● **Excerpted text**:
============

I was trying to play the original GameCube version of
Metroid Prime, but have seen stuttering in most games that I've tried before.
Good call on the storage though. I had tried copying the game over to my NVMe SSD even though I didn't expect data access to cause problems considering how slow the original optical drive was - and the problem was not where the disc image was being stored. It was still stuttering then.
The issue is that Dolphin follows bad practices and stores its config files etc. in the system's Documents folder rather than its own directory or AppData.
Well that caused multiple problems on my system:
- I have documents stored on HDDs rather than SSDs.
- Windows 10's Controlled Folder Access was preventing Dolphin from writing to that directory at all.
I think I must have had a Dolphin folder in there from before CFA was a thing, so there was an existing Dolphin config directory in Documents that it was reading things like my controller setup from, but it was unable to write to that folder.

============

● **Information provided**:

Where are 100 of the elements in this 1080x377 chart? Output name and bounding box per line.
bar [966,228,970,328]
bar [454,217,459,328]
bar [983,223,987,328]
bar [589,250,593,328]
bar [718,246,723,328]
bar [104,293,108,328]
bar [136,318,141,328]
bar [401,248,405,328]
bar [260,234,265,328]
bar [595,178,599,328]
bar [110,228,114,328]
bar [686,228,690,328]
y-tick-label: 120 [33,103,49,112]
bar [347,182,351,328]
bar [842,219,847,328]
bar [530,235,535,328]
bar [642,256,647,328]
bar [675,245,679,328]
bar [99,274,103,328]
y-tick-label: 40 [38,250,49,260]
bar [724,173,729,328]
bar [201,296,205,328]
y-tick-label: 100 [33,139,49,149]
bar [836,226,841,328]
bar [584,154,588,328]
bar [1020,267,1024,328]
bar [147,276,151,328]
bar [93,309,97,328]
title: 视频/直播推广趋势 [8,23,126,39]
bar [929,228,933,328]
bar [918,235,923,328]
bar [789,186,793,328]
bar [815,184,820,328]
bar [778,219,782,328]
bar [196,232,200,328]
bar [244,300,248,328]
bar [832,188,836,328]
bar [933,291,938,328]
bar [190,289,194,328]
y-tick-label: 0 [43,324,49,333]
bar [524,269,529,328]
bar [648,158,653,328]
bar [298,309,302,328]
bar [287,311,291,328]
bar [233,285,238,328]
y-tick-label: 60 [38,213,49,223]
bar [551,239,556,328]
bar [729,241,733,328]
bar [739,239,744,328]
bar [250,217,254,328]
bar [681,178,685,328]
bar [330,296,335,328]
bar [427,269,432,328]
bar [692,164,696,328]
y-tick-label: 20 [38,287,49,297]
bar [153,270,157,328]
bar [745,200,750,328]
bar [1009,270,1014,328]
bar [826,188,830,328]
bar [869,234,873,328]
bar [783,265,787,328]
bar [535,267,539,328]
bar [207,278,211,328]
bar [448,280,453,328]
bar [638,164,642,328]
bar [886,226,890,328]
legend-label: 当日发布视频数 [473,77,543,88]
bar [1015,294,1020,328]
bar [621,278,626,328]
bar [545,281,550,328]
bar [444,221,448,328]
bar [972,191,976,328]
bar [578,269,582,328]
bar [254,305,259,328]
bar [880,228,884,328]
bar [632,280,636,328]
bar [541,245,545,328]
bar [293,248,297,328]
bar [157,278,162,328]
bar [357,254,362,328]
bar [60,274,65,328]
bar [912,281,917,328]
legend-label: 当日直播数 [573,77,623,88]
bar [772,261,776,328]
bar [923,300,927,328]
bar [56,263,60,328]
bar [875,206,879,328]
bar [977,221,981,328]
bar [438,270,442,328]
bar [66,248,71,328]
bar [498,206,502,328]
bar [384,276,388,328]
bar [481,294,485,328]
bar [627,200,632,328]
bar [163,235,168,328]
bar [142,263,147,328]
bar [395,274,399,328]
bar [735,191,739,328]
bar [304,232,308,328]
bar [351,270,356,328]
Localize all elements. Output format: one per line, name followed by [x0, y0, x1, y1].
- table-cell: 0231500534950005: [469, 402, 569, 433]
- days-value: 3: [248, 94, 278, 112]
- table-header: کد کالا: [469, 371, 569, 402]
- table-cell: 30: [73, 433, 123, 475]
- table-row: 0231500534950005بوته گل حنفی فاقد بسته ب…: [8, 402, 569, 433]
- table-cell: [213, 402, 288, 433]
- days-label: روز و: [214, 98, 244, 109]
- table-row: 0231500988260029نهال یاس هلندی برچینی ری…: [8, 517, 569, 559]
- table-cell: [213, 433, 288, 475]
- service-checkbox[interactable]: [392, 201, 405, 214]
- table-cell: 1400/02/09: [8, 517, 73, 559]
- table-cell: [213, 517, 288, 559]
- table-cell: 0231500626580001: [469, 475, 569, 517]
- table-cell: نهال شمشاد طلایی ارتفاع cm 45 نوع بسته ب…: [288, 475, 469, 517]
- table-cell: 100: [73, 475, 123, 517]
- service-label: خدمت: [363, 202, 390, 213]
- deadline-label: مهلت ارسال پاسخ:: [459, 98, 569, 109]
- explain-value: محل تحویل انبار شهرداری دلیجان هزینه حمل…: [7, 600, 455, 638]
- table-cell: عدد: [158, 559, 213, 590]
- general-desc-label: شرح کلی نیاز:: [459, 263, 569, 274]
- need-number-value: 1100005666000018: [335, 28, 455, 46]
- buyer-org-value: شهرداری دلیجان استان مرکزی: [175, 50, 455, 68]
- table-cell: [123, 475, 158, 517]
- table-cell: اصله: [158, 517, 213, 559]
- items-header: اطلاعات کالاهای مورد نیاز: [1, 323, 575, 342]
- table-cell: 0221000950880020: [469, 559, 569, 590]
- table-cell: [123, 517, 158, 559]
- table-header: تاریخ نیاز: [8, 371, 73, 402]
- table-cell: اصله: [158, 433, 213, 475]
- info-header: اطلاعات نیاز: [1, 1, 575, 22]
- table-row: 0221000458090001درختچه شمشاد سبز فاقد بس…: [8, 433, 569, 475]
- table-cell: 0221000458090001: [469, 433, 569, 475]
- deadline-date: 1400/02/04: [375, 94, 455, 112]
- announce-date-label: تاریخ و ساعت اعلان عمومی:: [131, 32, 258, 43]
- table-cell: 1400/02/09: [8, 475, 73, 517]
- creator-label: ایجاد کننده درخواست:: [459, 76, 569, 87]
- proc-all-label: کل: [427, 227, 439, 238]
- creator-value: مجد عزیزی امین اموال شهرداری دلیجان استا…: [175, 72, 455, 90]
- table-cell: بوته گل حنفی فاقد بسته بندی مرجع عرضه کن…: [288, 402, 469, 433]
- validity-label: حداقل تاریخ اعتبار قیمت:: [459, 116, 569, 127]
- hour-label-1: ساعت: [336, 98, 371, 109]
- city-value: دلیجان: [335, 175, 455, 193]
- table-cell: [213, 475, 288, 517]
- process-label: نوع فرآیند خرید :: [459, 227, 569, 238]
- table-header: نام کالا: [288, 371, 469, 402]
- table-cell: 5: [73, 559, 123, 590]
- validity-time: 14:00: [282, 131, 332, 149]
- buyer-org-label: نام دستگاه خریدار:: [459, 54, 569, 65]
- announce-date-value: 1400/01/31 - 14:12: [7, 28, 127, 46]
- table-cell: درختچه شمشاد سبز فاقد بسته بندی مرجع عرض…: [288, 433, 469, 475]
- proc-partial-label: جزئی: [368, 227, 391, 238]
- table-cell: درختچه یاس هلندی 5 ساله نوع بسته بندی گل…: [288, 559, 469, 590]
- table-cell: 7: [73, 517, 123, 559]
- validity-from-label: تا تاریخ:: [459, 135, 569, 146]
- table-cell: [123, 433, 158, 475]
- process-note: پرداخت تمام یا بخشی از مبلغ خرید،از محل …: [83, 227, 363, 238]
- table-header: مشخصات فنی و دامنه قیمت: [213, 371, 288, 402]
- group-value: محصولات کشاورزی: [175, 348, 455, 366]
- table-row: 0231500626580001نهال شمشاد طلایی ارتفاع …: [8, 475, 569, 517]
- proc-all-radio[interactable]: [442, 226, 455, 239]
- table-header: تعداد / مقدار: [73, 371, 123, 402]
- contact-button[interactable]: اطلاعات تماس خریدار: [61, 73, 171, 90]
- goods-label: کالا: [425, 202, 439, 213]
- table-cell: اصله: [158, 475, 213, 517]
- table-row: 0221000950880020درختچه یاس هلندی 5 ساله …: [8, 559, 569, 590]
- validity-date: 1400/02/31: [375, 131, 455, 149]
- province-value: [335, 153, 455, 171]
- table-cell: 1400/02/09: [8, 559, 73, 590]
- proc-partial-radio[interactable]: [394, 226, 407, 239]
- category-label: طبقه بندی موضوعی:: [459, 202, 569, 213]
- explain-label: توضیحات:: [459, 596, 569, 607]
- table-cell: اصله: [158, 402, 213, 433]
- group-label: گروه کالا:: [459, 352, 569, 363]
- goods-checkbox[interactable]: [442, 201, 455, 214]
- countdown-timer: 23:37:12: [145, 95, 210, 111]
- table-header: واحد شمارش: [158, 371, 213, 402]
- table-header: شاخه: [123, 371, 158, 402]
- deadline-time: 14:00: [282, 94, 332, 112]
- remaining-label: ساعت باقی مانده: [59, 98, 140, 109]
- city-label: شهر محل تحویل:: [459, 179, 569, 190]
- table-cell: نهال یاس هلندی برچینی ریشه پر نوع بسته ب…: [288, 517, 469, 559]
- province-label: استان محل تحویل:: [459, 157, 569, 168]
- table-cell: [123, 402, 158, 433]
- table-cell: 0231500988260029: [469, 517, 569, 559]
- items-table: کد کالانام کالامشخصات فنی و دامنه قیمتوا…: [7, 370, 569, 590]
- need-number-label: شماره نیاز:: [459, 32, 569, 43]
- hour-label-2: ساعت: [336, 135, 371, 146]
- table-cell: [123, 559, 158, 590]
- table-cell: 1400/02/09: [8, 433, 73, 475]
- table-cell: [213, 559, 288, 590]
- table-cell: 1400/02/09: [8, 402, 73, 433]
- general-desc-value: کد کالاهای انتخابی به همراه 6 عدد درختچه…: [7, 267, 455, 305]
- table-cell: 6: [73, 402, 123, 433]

============

● **What you are asked to do**: Continue the forum post above about Metroid Prime stuttering in Dolphin, starting right after its final sentence.

● **Response box**:
What else does it write to that folder along with the config files, save games, screenshots etc? The shader cache.
So I don't know exactly what its failure state was, but every time it was compiling shaders or trying to load from the cache it was stuttering badly.
It seems to have been such an afterthought for them, that there's no GUI option to move the dolphin config folder somewhere else either -
you have to edit the registry to set another directory for those files!
Now that it's writing to the SSD, the game is running 99% smoothly. I played from the start of the game up to the point that you unlock missiles again and it was almost as smooth as real hardware. Unfortunately it did still stutter noticeably three or four times in what was maybe 20-30 minutes of gameplay.
The fact that it's still not as smooth as the real thing makes me wonder about going back to hardware for it. Everything up to PS2 emulation seems to be fine, but that type of shader compilation stutter or audio glitches really annoy me.